— START EXERCISE MATERIALS —

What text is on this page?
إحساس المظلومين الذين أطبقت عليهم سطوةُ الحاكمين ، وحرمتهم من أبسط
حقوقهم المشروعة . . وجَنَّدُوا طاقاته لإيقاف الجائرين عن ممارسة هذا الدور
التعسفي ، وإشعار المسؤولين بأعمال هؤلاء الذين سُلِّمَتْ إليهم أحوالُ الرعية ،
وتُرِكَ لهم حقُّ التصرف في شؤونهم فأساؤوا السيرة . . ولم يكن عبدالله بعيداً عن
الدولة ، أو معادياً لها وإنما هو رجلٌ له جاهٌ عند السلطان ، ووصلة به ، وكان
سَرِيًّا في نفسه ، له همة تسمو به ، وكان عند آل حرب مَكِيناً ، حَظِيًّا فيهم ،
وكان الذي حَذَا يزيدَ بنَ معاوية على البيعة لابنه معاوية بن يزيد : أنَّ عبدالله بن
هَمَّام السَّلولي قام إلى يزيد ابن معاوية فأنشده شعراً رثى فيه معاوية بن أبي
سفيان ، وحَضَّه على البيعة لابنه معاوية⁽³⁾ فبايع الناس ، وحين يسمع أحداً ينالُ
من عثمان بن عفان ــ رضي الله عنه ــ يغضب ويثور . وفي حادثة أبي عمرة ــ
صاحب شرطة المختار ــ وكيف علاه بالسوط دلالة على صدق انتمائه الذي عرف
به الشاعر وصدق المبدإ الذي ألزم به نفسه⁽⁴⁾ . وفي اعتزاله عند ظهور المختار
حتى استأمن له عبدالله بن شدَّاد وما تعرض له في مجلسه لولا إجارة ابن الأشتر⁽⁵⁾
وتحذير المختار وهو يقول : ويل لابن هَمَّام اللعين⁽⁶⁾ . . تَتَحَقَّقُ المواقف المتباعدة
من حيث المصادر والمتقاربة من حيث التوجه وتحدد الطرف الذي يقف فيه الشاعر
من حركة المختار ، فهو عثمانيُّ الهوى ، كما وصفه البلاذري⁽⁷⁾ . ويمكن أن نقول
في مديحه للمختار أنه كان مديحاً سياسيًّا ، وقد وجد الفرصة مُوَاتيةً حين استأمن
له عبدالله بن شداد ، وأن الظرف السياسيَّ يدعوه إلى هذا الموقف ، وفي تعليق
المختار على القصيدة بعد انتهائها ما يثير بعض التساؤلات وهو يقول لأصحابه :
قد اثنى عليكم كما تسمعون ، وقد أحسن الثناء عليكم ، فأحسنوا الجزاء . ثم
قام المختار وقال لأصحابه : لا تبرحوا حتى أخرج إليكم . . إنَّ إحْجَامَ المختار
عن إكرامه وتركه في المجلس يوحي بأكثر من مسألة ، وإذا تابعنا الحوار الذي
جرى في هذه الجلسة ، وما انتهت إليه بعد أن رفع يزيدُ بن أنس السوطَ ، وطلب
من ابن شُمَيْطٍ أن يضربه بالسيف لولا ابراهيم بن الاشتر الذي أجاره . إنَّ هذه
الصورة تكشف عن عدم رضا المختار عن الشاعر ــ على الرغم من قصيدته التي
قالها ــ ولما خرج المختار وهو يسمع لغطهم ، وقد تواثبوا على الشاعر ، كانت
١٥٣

— END EXERCISE MATERIALS —

## WHAT THE EXERCISE ASKS
Search the data above for the word "لابنه", then gather each line in which it appears.

## RIGHT ANSWER
وكان الذي حَذَا يزيدَ بنَ معاوية على البيعة لابنه معاوية بن يزيد : أنَّ عبدالله بن
سفيان ، وحَضَّه على البيعة لابنه معاوية⁽³⁾ فبايع الناس ، وحين يسمع أحداً ينالُ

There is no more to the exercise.